Set down the material below word for word, excluding the pictures.
------ Extracted entries ------
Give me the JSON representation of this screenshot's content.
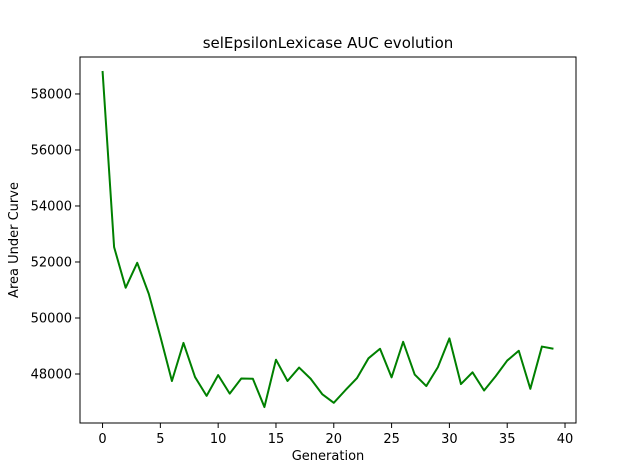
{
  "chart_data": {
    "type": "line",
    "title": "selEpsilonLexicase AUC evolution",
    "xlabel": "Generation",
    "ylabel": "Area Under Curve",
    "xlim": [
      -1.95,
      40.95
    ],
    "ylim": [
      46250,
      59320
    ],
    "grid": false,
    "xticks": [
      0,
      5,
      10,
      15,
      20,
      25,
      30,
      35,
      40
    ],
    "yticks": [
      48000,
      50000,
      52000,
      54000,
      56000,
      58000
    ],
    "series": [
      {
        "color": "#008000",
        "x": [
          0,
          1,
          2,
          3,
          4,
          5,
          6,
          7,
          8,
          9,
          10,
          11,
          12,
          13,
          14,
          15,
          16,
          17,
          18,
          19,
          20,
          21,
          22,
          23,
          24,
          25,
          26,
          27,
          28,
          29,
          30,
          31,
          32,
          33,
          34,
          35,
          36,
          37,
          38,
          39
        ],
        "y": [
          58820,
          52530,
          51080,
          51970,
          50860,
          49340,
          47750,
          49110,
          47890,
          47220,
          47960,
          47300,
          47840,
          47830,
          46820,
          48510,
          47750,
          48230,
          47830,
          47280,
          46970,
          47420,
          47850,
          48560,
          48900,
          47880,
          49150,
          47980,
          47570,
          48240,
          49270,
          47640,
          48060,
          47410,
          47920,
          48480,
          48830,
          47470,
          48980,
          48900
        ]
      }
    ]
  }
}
------
# Result below
Give me the JSON representation of this screenshot's content.
{
  "chart_data": {
    "type": "line",
    "title": "selEpsilonLexicase AUC evolution",
    "xlabel": "Generation",
    "ylabel": "Area Under Curve",
    "xlim": [
      -1.95,
      40.95
    ],
    "ylim": [
      46250,
      59320
    ],
    "grid": false,
    "xticks": [
      0,
      5,
      10,
      15,
      20,
      25,
      30,
      35,
      40
    ],
    "yticks": [
      48000,
      50000,
      52000,
      54000,
      56000,
      58000
    ],
    "series": [
      {
        "color": "#008000",
        "x": [
          0,
          1,
          2,
          3,
          4,
          5,
          6,
          7,
          8,
          9,
          10,
          11,
          12,
          13,
          14,
          15,
          16,
          17,
          18,
          19,
          20,
          21,
          22,
          23,
          24,
          25,
          26,
          27,
          28,
          29,
          30,
          31,
          32,
          33,
          34,
          35,
          36,
          37,
          38,
          39
        ],
        "y": [
          58820,
          52530,
          51080,
          51970,
          50860,
          49340,
          47750,
          49110,
          47890,
          47220,
          47960,
          47300,
          47840,
          47830,
          46820,
          48510,
          47750,
          48230,
          47830,
          47280,
          46970,
          47420,
          47850,
          48560,
          48900,
          47880,
          49150,
          47980,
          47570,
          48240,
          49270,
          47640,
          48060,
          47410,
          47920,
          48480,
          48830,
          47470,
          48980,
          48900
        ]
      }
    ]
  }
}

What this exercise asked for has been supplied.